- **Challenge**
Pull out every line below containing the word "text".

- **Data supplied**
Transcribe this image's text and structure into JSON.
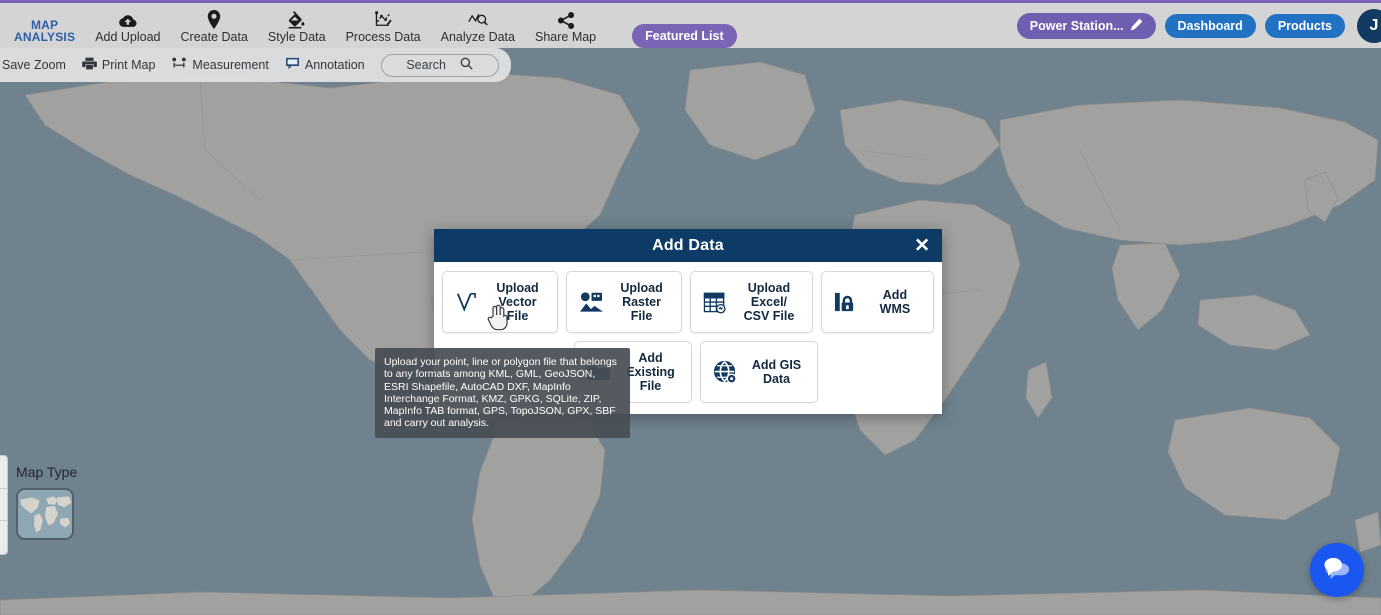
{
  "header": {
    "brand_label": "MAP\nANALYSIS",
    "nav": [
      {
        "label": "Add Upload",
        "icon": "cloud-upload-icon"
      },
      {
        "label": "Create Data",
        "icon": "map-pin-icon"
      },
      {
        "label": "Style Data",
        "icon": "paint-bucket-icon"
      },
      {
        "label": "Process Data",
        "icon": "polyline-edit-icon"
      },
      {
        "label": "Analyze Data",
        "icon": "analyze-chart-icon"
      },
      {
        "label": "Share Map",
        "icon": "share-icon"
      }
    ],
    "featured_list_label": "Featured List",
    "project_label": "Power Station...",
    "project_icon": "pencil-icon",
    "dashboard_label": "Dashboard",
    "products_label": "Products",
    "avatar_initial": "J",
    "accent_violet": "#7b63b5",
    "accent_blue": "#2272c4"
  },
  "toolbar": {
    "save_zoom_label": "Save Zoom",
    "print_map_label": "Print Map",
    "measurement_label": "Measurement",
    "annotation_label": "Annotation",
    "search_label": "Search",
    "search_icon": "search-icon"
  },
  "map_type": {
    "label": "Map Type",
    "thumb_name": "world-map-thumbnail"
  },
  "modal": {
    "title": "Add Data",
    "close_label": "✕",
    "options": [
      {
        "label": "Upload\nVector File",
        "icon": "vector-v-icon"
      },
      {
        "label": "Upload\nRaster File",
        "icon": "raster-image-icon"
      },
      {
        "label": "Upload Excel/\nCSV File",
        "icon": "spreadsheet-icon"
      },
      {
        "label": "Add WMS",
        "icon": "wms-lock-icon"
      },
      {
        "label": "Add Existing File",
        "icon": "folder-icon"
      },
      {
        "label": "Add GIS Data",
        "icon": "globe-icon"
      }
    ],
    "header_color": "#0e3a66"
  },
  "tooltip": {
    "text": "Upload your point, line or polygon file that belongs to any formats among KML, GML, GeoJSON, ESRI Shapefile, AutoCAD DXF, MapInfo Interchange Format, KMZ, GPKG, SQLite, ZIP, MapInfo TAB format, GPS, TopoJSON, GPX, SBF and carry out analysis."
  },
  "chat": {
    "icon": "chat-bubbles-icon",
    "color": "#1a56f0"
  },
  "map": {
    "ocean_color": "#8fa7b2",
    "land_color": "#d6d3cc"
  }
}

- **Correct answer**
Transcribe this image's text and structure into JSON.
    "text": "Upload your point, line or polygon file that belongs to any formats among KML, GML, GeoJSON, ESRI Shapefile, AutoCAD DXF, MapInfo Interchange Format, KMZ, GPKG, SQLite, ZIP, MapInfo TAB format, GPS, TopoJSON, GPX, SBF and carry out analysis."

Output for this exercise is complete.